[Collected data entries]
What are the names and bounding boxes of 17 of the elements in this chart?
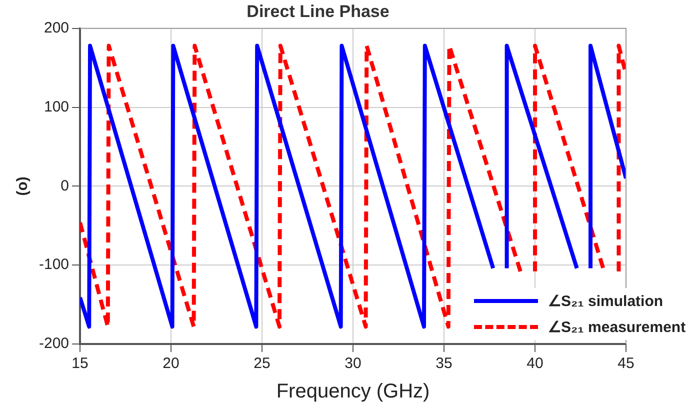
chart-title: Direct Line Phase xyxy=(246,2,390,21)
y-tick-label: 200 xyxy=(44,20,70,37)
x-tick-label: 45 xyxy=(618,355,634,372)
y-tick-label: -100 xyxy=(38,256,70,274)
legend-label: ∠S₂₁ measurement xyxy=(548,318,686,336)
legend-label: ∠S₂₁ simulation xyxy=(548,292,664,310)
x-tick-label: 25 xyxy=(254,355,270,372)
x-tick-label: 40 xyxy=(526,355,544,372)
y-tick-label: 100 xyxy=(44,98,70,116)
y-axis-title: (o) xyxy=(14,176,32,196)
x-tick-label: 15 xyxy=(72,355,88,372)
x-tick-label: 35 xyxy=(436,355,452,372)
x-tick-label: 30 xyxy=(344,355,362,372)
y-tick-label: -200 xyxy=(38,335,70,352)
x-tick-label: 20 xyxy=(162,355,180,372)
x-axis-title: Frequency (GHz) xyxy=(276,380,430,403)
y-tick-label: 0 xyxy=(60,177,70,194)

### What this task involves
Repeat the lines of the data above, starting at the line containing "chart-title: Direct Line" and ending at the line containing "y-tick-label: 100 xyxy=(44,98,70,116)", with both of those lines included.

### The completed task
chart-title: Direct Line Phase xyxy=(246,2,390,21)
y-tick-label: 200 xyxy=(44,20,70,37)
x-tick-label: 45 xyxy=(618,355,634,372)
y-tick-label: -100 xyxy=(38,256,70,274)
legend-label: ∠S₂₁ measurement xyxy=(548,318,686,336)
legend-label: ∠S₂₁ simulation xyxy=(548,292,664,310)
x-tick-label: 25 xyxy=(254,355,270,372)
x-tick-label: 40 xyxy=(526,355,544,372)
y-tick-label: 100 xyxy=(44,98,70,116)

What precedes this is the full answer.